(Stored data)
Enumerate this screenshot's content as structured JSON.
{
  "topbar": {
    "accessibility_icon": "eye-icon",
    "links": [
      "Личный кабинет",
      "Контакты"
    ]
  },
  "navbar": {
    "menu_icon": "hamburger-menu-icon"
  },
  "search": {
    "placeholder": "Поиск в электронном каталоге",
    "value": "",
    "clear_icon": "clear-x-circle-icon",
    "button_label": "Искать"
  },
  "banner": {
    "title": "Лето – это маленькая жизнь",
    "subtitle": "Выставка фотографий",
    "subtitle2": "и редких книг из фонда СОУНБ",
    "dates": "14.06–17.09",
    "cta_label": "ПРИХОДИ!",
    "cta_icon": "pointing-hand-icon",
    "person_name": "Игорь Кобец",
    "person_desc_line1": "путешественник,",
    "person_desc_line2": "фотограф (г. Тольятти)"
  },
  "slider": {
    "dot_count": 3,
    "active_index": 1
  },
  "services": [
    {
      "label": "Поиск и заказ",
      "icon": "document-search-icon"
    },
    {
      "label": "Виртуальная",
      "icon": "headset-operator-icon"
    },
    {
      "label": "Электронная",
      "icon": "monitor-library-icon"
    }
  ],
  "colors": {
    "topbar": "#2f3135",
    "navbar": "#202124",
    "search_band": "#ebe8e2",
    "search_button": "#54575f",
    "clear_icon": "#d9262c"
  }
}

**Objective**.
Going through the entries above, report how many lines include the string "Поиск". The number alone is the answer.

**Task response**.
2